- _PROMPT_
Every line that contains the word "position" should be copied.

- _GIVEN RECORDS_
+ + +
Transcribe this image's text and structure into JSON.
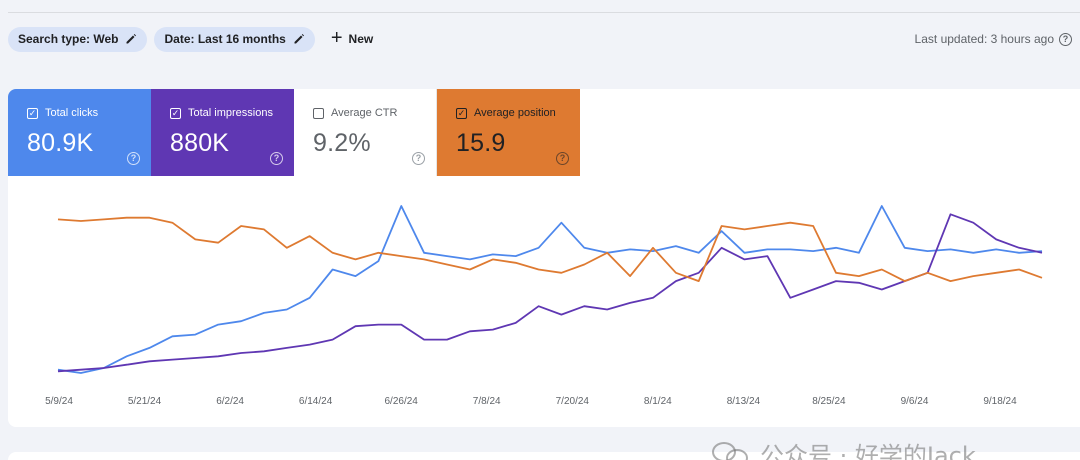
{
  "filters": {
    "search_type": "Search type: Web",
    "date": "Date: Last 16 months",
    "new_label": "New"
  },
  "last_updated": "Last updated: 3 hours ago",
  "metrics": [
    {
      "label": "Total clicks",
      "value": "80.9K",
      "checked": true,
      "color": "#4e88ec"
    },
    {
      "label": "Total impressions",
      "value": "880K",
      "checked": true,
      "color": "#5f37b3"
    },
    {
      "label": "Average CTR",
      "value": "9.2%",
      "checked": false,
      "color": "#ffffff"
    },
    {
      "label": "Average position",
      "value": "15.9",
      "checked": true,
      "color": "#de7a31"
    }
  ],
  "watermark": "公众号 · 好学的Jack",
  "chart_data": {
    "type": "line",
    "x_labels": [
      "5/9/24",
      "5/21/24",
      "6/2/24",
      "6/14/24",
      "6/26/24",
      "7/8/24",
      "7/20/24",
      "8/1/24",
      "8/13/24",
      "8/25/24",
      "9/6/24",
      "9/18/24"
    ],
    "series": [
      {
        "name": "Total clicks",
        "color": "#4e88ec",
        "values": [
          0.02,
          0.0,
          0.03,
          0.1,
          0.15,
          0.22,
          0.23,
          0.29,
          0.31,
          0.36,
          0.38,
          0.45,
          0.62,
          0.58,
          0.67,
          1.0,
          0.72,
          0.7,
          0.68,
          0.71,
          0.7,
          0.75,
          0.9,
          0.75,
          0.72,
          0.74,
          0.73,
          0.76,
          0.72,
          0.85,
          0.72,
          0.74,
          0.74,
          0.73,
          0.75,
          0.72,
          1.0,
          0.75,
          0.73,
          0.74,
          0.72,
          0.74,
          0.72,
          0.73
        ]
      },
      {
        "name": "Total impressions",
        "color": "#5f37b3",
        "values": [
          0.01,
          0.02,
          0.03,
          0.05,
          0.07,
          0.08,
          0.09,
          0.1,
          0.12,
          0.13,
          0.15,
          0.17,
          0.2,
          0.28,
          0.29,
          0.29,
          0.2,
          0.2,
          0.25,
          0.26,
          0.3,
          0.4,
          0.35,
          0.4,
          0.38,
          0.42,
          0.45,
          0.55,
          0.6,
          0.75,
          0.68,
          0.7,
          0.45,
          0.5,
          0.55,
          0.54,
          0.5,
          0.55,
          0.6,
          0.95,
          0.9,
          0.8,
          0.75,
          0.72
        ]
      },
      {
        "name": "Average position",
        "color": "#de7a31",
        "values": [
          0.92,
          0.91,
          0.92,
          0.93,
          0.93,
          0.9,
          0.8,
          0.78,
          0.88,
          0.86,
          0.75,
          0.82,
          0.72,
          0.68,
          0.72,
          0.7,
          0.68,
          0.65,
          0.62,
          0.68,
          0.66,
          0.62,
          0.6,
          0.65,
          0.72,
          0.58,
          0.75,
          0.6,
          0.55,
          0.88,
          0.86,
          0.88,
          0.9,
          0.88,
          0.6,
          0.58,
          0.62,
          0.55,
          0.6,
          0.55,
          0.58,
          0.6,
          0.62,
          0.57
        ]
      }
    ]
  }
}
+ + +
- _COMPLETE OUTPUT_
      "label": "Average position",
        "name": "Average position",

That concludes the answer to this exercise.